* Provided data:

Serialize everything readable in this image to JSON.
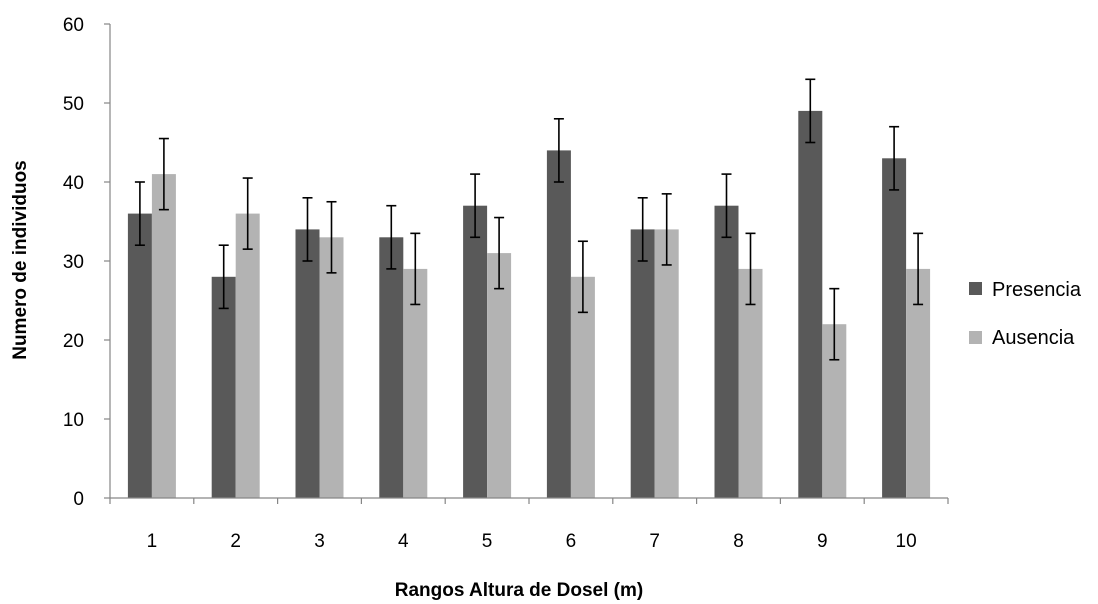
{
  "chart_data": {
    "type": "bar",
    "categories": [
      "1",
      "2",
      "3",
      "4",
      "5",
      "6",
      "7",
      "8",
      "9",
      "10"
    ],
    "series": [
      {
        "name": "Presencia",
        "color": "#595959",
        "values": [
          36,
          28,
          34,
          33,
          37,
          44,
          34,
          37,
          49,
          43
        ],
        "error": [
          4,
          4,
          4,
          4,
          4,
          4,
          4,
          4,
          4,
          4
        ]
      },
      {
        "name": "Ausencia",
        "color": "#b3b3b3",
        "values": [
          41,
          36,
          33,
          29,
          31,
          28,
          34,
          29,
          22,
          29
        ],
        "error": [
          4.5,
          4.5,
          4.5,
          4.5,
          4.5,
          4.5,
          4.5,
          4.5,
          4.5,
          4.5
        ]
      }
    ],
    "ylim": [
      0,
      60
    ],
    "yticks": [
      "0",
      "10",
      "20",
      "30",
      "40",
      "50",
      "60"
    ],
    "xlabel": "Rangos Altura de Dosel (m)",
    "ylabel": "Numero de individuos",
    "legend_position": "right",
    "grid": false
  }
}
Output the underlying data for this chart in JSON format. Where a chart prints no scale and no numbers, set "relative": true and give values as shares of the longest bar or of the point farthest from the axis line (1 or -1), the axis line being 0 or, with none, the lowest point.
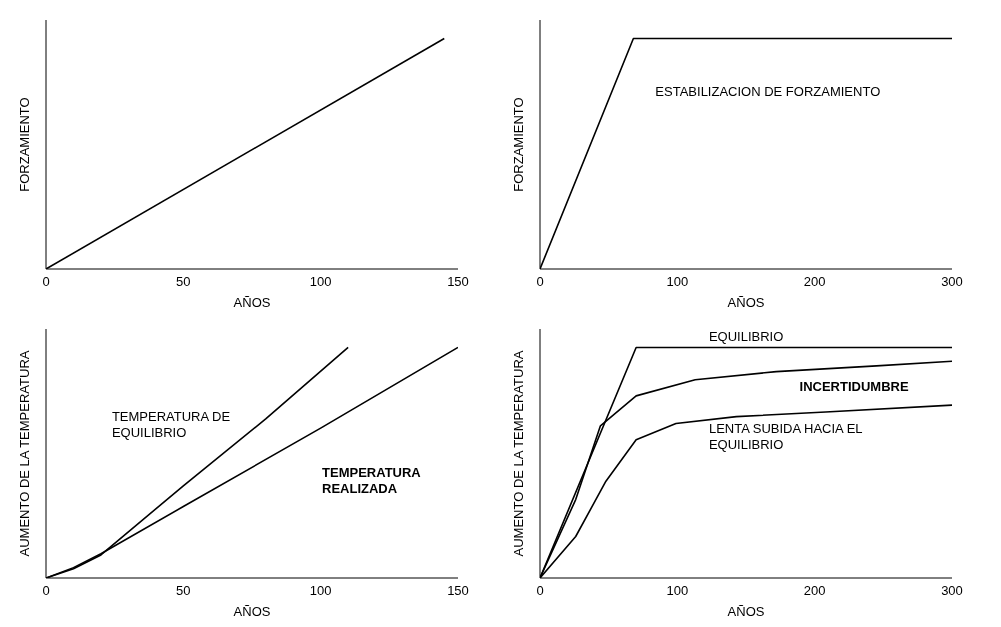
{
  "chart_data": [
    {
      "type": "line",
      "relative": true,
      "xlabel": "AÑOS",
      "ylabel": "FORZAMIENTO",
      "xlim": [
        0,
        150
      ],
      "xticks": [
        0,
        50,
        100,
        150
      ],
      "legend": false,
      "grid": false,
      "marker": "none",
      "line_style": "solid",
      "series": [
        {
          "color": "#000000",
          "x": [
            0,
            145
          ],
          "values": [
            0,
            1
          ]
        }
      ]
    },
    {
      "type": "line",
      "relative": true,
      "xlabel": "AÑOS",
      "ylabel": "FORZAMIENTO",
      "xlim": [
        0,
        300
      ],
      "xticks": [
        0,
        100,
        200,
        300
      ],
      "legend": false,
      "grid": false,
      "marker": "none",
      "line_style": "solid",
      "series": [
        {
          "color": "#000000",
          "x": [
            0,
            68,
            300
          ],
          "values": [
            0,
            1,
            1
          ]
        }
      ],
      "annotations": [
        "ESTABILIZACION DE FORZAMIENTO"
      ]
    },
    {
      "type": "line",
      "relative": true,
      "xlabel": "AÑOS",
      "ylabel": "AUMENTO DE LA TEMPERATURA",
      "xlim": [
        0,
        150
      ],
      "xticks": [
        0,
        50,
        100,
        150
      ],
      "legend": false,
      "grid": false,
      "marker": "none",
      "line_style": "solid",
      "series": [
        {
          "color": "#000000",
          "x": [
            0,
            10,
            20,
            50,
            80,
            110
          ],
          "values": [
            0,
            0.04,
            0.1,
            0.4,
            0.69,
            1
          ]
        },
        {
          "color": "#000000",
          "x": [
            0,
            10,
            20,
            50,
            100,
            150
          ],
          "values": [
            0,
            0.045,
            0.105,
            0.31,
            0.65,
            1
          ]
        }
      ],
      "annotations": [
        "TEMPERATURA DE\nEQUILIBRIO",
        "TEMPERATURA\nREALIZADA"
      ]
    },
    {
      "type": "line",
      "relative": true,
      "xlabel": "AÑOS",
      "ylabel": "AUMENTO DE LA TEMPERATURA",
      "xlim": [
        0,
        300
      ],
      "xticks": [
        0,
        100,
        200,
        300
      ],
      "legend": false,
      "grid": false,
      "marker": "none",
      "line_style": "solid",
      "series": [
        {
          "color": "#000000",
          "x": [
            0,
            70,
            300
          ],
          "values": [
            0,
            1,
            1
          ]
        },
        {
          "color": "#000000",
          "x": [
            0,
            26,
            44,
            70,
            113,
            172,
            245,
            300
          ],
          "values": [
            0,
            0.34,
            0.66,
            0.79,
            0.86,
            0.895,
            0.92,
            0.94
          ]
        },
        {
          "color": "#000000",
          "x": [
            0,
            26,
            48,
            70,
            99,
            143,
            208,
            300
          ],
          "values": [
            0,
            0.18,
            0.42,
            0.6,
            0.67,
            0.7,
            0.72,
            0.75
          ]
        }
      ],
      "annotations": [
        "EQUILIBRIO",
        "INCERTIDUMBRE",
        "LENTA SUBIDA HACIA EL\nEQUILIBRIO"
      ]
    }
  ]
}
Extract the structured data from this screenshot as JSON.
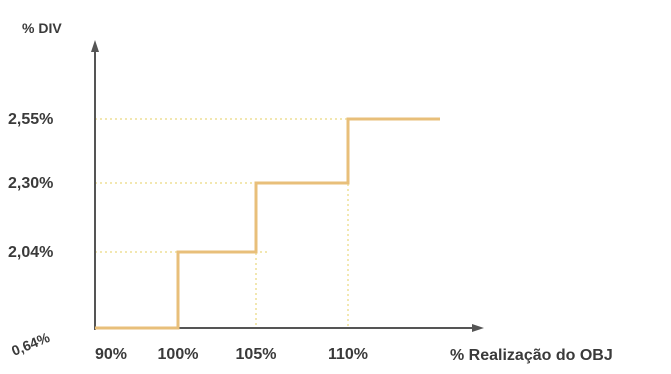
{
  "chart_data": {
    "type": "line",
    "step": true,
    "ylabel": "% DIV",
    "xlabel": "% Realização do OBJ",
    "x_tick_labels": [
      "90%",
      "100%",
      "105%",
      "110%"
    ],
    "y_tick_labels": [
      "2,55%",
      "2,30%",
      "2,04%"
    ],
    "origin_label": "0,64%",
    "points": [
      {
        "x": 90,
        "y": 0.64
      },
      {
        "x": 100,
        "y": 0.64
      },
      {
        "x": 100,
        "y": 2.04
      },
      {
        "x": 105,
        "y": 2.04
      },
      {
        "x": 105,
        "y": 2.3
      },
      {
        "x": 110,
        "y": 2.3
      },
      {
        "x": 110,
        "y": 2.55
      },
      {
        "x": 115,
        "y": 2.55
      }
    ],
    "guides": [
      {
        "x": 100,
        "y": 2.04
      },
      {
        "x": 105,
        "y": 2.3
      },
      {
        "x": 110,
        "y": 2.55
      }
    ],
    "grid": false,
    "line_color": "#e8bf7a",
    "guide_color": "#f2e7b0",
    "axis_color": "#555555"
  }
}
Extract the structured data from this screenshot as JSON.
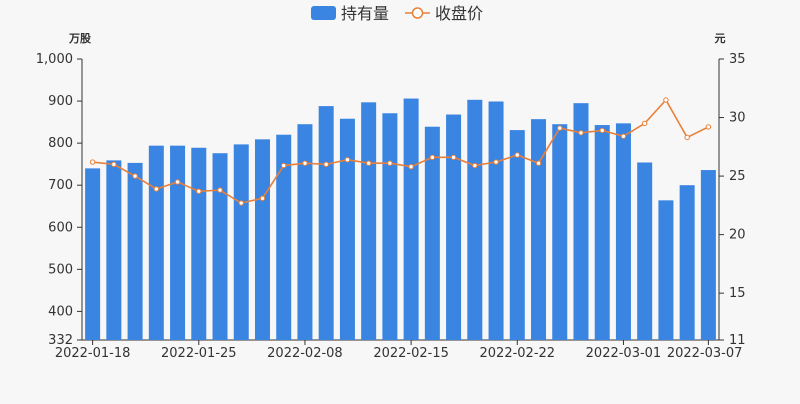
{
  "chart_data": {
    "type": "bar",
    "legend": {
      "position": "top-center",
      "items": [
        {
          "name": "持有量",
          "kind": "bar"
        },
        {
          "name": "收盘价",
          "kind": "line"
        }
      ]
    },
    "left_axis": {
      "unit": "万股",
      "ticks": [
        "332",
        "400",
        "500",
        "600",
        "700",
        "800",
        "900",
        "1,000"
      ],
      "tick_values": [
        332,
        400,
        500,
        600,
        700,
        800,
        900,
        1000
      ],
      "range": [
        332,
        1000
      ]
    },
    "right_axis": {
      "unit": "元",
      "ticks": [
        "11",
        "15",
        "20",
        "25",
        "30",
        "35"
      ],
      "tick_values": [
        11,
        15,
        20,
        25,
        30,
        35
      ],
      "range": [
        11,
        35
      ]
    },
    "x_tick_labels": [
      {
        "label": "2022-01-18",
        "index": 0
      },
      {
        "label": "2022-01-25",
        "index": 5
      },
      {
        "label": "2022-02-08",
        "index": 10
      },
      {
        "label": "2022-02-15",
        "index": 15
      },
      {
        "label": "2022-02-22",
        "index": 20
      },
      {
        "label": "2022-03-01",
        "index": 25
      },
      {
        "label": "2022-03-07",
        "index": 29
      }
    ],
    "series": [
      {
        "name": "持有量",
        "type": "bar",
        "axis": "left",
        "color": "#3a84e2",
        "values": [
          740,
          759,
          753,
          794,
          794,
          789,
          776,
          797,
          809,
          820,
          845,
          888,
          858,
          897,
          871,
          906,
          839,
          868,
          903,
          899,
          831,
          857,
          845,
          895,
          843,
          847,
          754,
          664,
          700,
          736
        ]
      },
      {
        "name": "收盘价",
        "type": "line",
        "axis": "right",
        "color": "#e8803a",
        "values": [
          26.2,
          26.0,
          25.0,
          23.9,
          24.5,
          23.7,
          23.8,
          22.7,
          23.1,
          25.9,
          26.1,
          26.0,
          26.4,
          26.1,
          26.1,
          25.8,
          26.6,
          26.6,
          25.9,
          26.2,
          26.8,
          26.1,
          29.1,
          28.7,
          28.9,
          28.4,
          29.5,
          31.5,
          28.3,
          29.2
        ]
      }
    ]
  }
}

* What you are asked to do: Give back the whole listing as it stands, minus its pictures.

* Solution:
Serialize everything readable in this image to JSON.
{
  "chart_data": {
    "type": "bar",
    "categories": [
      "1",
      "2",
      "3",
      "4",
      "5",
      "6",
      "7",
      "8",
      "9",
      "10"
    ],
    "series": [
      {
        "name": "Presencia",
        "color": "#595959",
        "values": [
          36,
          28,
          34,
          33,
          37,
          44,
          34,
          37,
          49,
          43
        ],
        "error": [
          4,
          4,
          4,
          4,
          4,
          4,
          4,
          4,
          4,
          4
        ]
      },
      {
        "name": "Ausencia",
        "color": "#b3b3b3",
        "values": [
          41,
          36,
          33,
          29,
          31,
          28,
          34,
          29,
          22,
          29
        ],
        "error": [
          4.5,
          4.5,
          4.5,
          4.5,
          4.5,
          4.5,
          4.5,
          4.5,
          4.5,
          4.5
        ]
      }
    ],
    "ylim": [
      0,
      60
    ],
    "yticks": [
      "0",
      "10",
      "20",
      "30",
      "40",
      "50",
      "60"
    ],
    "xlabel": "Rangos Altura de Dosel (m)",
    "ylabel": "Numero de individuos",
    "legend_position": "right",
    "grid": false
  }
}
Output the underlying data for this chart in JSON format. Where a chart prints no scale and no numbers, set "relative": true and give values as shares of the longest bar or of the point farthest from the axis line (1 or -1), the axis line being 0 or, with none, the lowest point.
{
  "chart_data": [
    {
      "type": "line",
      "relative": true,
      "xlabel": "AÑOS",
      "ylabel": "FORZAMIENTO",
      "xlim": [
        0,
        150
      ],
      "xticks": [
        0,
        50,
        100,
        150
      ],
      "legend": false,
      "grid": false,
      "marker": "none",
      "line_style": "solid",
      "series": [
        {
          "color": "#000000",
          "x": [
            0,
            145
          ],
          "values": [
            0,
            1
          ]
        }
      ]
    },
    {
      "type": "line",
      "relative": true,
      "xlabel": "AÑOS",
      "ylabel": "FORZAMIENTO",
      "xlim": [
        0,
        300
      ],
      "xticks": [
        0,
        100,
        200,
        300
      ],
      "legend": false,
      "grid": false,
      "marker": "none",
      "line_style": "solid",
      "series": [
        {
          "color": "#000000",
          "x": [
            0,
            68,
            300
          ],
          "values": [
            0,
            1,
            1
          ]
        }
      ],
      "annotations": [
        "ESTABILIZACION DE FORZAMIENTO"
      ]
    },
    {
      "type": "line",
      "relative": true,
      "xlabel": "AÑOS",
      "ylabel": "AUMENTO DE LA TEMPERATURA",
      "xlim": [
        0,
        150
      ],
      "xticks": [
        0,
        50,
        100,
        150
      ],
      "legend": false,
      "grid": false,
      "marker": "none",
      "line_style": "solid",
      "series": [
        {
          "color": "#000000",
          "x": [
            0,
            10,
            20,
            50,
            80,
            110
          ],
          "values": [
            0,
            0.04,
            0.1,
            0.4,
            0.69,
            1
          ]
        },
        {
          "color": "#000000",
          "x": [
            0,
            10,
            20,
            50,
            100,
            150
          ],
          "values": [
            0,
            0.045,
            0.105,
            0.31,
            0.65,
            1
          ]
        }
      ],
      "annotations": [
        "TEMPERATURA DE\nEQUILIBRIO",
        "TEMPERATURA\nREALIZADA"
      ]
    },
    {
      "type": "line",
      "relative": true,
      "xlabel": "AÑOS",
      "ylabel": "AUMENTO DE LA TEMPERATURA",
      "xlim": [
        0,
        300
      ],
      "xticks": [
        0,
        100,
        200,
        300
      ],
      "legend": false,
      "grid": false,
      "marker": "none",
      "line_style": "solid",
      "series": [
        {
          "color": "#000000",
          "x": [
            0,
            70,
            300
          ],
          "values": [
            0,
            1,
            1
          ]
        },
        {
          "color": "#000000",
          "x": [
            0,
            26,
            44,
            70,
            113,
            172,
            245,
            300
          ],
          "values": [
            0,
            0.34,
            0.66,
            0.79,
            0.86,
            0.895,
            0.92,
            0.94
          ]
        },
        {
          "color": "#000000",
          "x": [
            0,
            26,
            48,
            70,
            99,
            143,
            208,
            300
          ],
          "values": [
            0,
            0.18,
            0.42,
            0.6,
            0.67,
            0.7,
            0.72,
            0.75
          ]
        }
      ],
      "annotations": [
        "EQUILIBRIO",
        "INCERTIDUMBRE",
        "LENTA SUBIDA HACIA EL\nEQUILIBRIO"
      ]
    }
  ]
}
Extract the structured data from this screenshot as JSON.
{
  "chart_data": {
    "type": "line",
    "step": true,
    "ylabel": "% DIV",
    "xlabel": "% Realização do OBJ",
    "x_tick_labels": [
      "90%",
      "100%",
      "105%",
      "110%"
    ],
    "y_tick_labels": [
      "2,55%",
      "2,30%",
      "2,04%"
    ],
    "origin_label": "0,64%",
    "points": [
      {
        "x": 90,
        "y": 0.64
      },
      {
        "x": 100,
        "y": 0.64
      },
      {
        "x": 100,
        "y": 2.04
      },
      {
        "x": 105,
        "y": 2.04
      },
      {
        "x": 105,
        "y": 2.3
      },
      {
        "x": 110,
        "y": 2.3
      },
      {
        "x": 110,
        "y": 2.55
      },
      {
        "x": 115,
        "y": 2.55
      }
    ],
    "guides": [
      {
        "x": 100,
        "y": 2.04
      },
      {
        "x": 105,
        "y": 2.3
      },
      {
        "x": 110,
        "y": 2.55
      }
    ],
    "grid": false,
    "line_color": "#e8bf7a",
    "guide_color": "#f2e7b0",
    "axis_color": "#555555"
  }
}
Extract the structured data from this screenshot as JSON.
{
  "chart_data": {
    "type": "bar",
    "legend": {
      "position": "top-center",
      "items": [
        {
          "name": "持有量",
          "kind": "bar"
        },
        {
          "name": "收盘价",
          "kind": "line"
        }
      ]
    },
    "left_axis": {
      "unit": "万股",
      "ticks": [
        "332",
        "400",
        "500",
        "600",
        "700",
        "800",
        "900",
        "1,000"
      ],
      "tick_values": [
        332,
        400,
        500,
        600,
        700,
        800,
        900,
        1000
      ],
      "range": [
        332,
        1000
      ]
    },
    "right_axis": {
      "unit": "元",
      "ticks": [
        "11",
        "15",
        "20",
        "25",
        "30",
        "35"
      ],
      "tick_values": [
        11,
        15,
        20,
        25,
        30,
        35
      ],
      "range": [
        11,
        35
      ]
    },
    "x_tick_labels": [
      {
        "label": "2022-01-18",
        "index": 0
      },
      {
        "label": "2022-01-25",
        "index": 5
      },
      {
        "label": "2022-02-08",
        "index": 10
      },
      {
        "label": "2022-02-15",
        "index": 15
      },
      {
        "label": "2022-02-22",
        "index": 20
      },
      {
        "label": "2022-03-01",
        "index": 25
      },
      {
        "label": "2022-03-07",
        "index": 29
      }
    ],
    "series": [
      {
        "name": "持有量",
        "type": "bar",
        "axis": "left",
        "color": "#3a84e2",
        "values": [
          740,
          759,
          753,
          794,
          794,
          789,
          776,
          797,
          809,
          820,
          845,
          888,
          858,
          897,
          871,
          906,
          839,
          868,
          903,
          899,
          831,
          857,
          845,
          895,
          843,
          847,
          754,
          664,
          700,
          736
        ]
      },
      {
        "name": "收盘价",
        "type": "line",
        "axis": "right",
        "color": "#e8803a",
        "values": [
          26.2,
          26.0,
          25.0,
          23.9,
          24.5,
          23.7,
          23.8,
          22.7,
          23.1,
          25.9,
          26.1,
          26.0,
          26.4,
          26.1,
          26.1,
          25.8,
          26.6,
          26.6,
          25.9,
          26.2,
          26.8,
          26.1,
          29.1,
          28.7,
          28.9,
          28.4,
          29.5,
          31.5,
          28.3,
          29.2
        ]
      }
    ]
  }
}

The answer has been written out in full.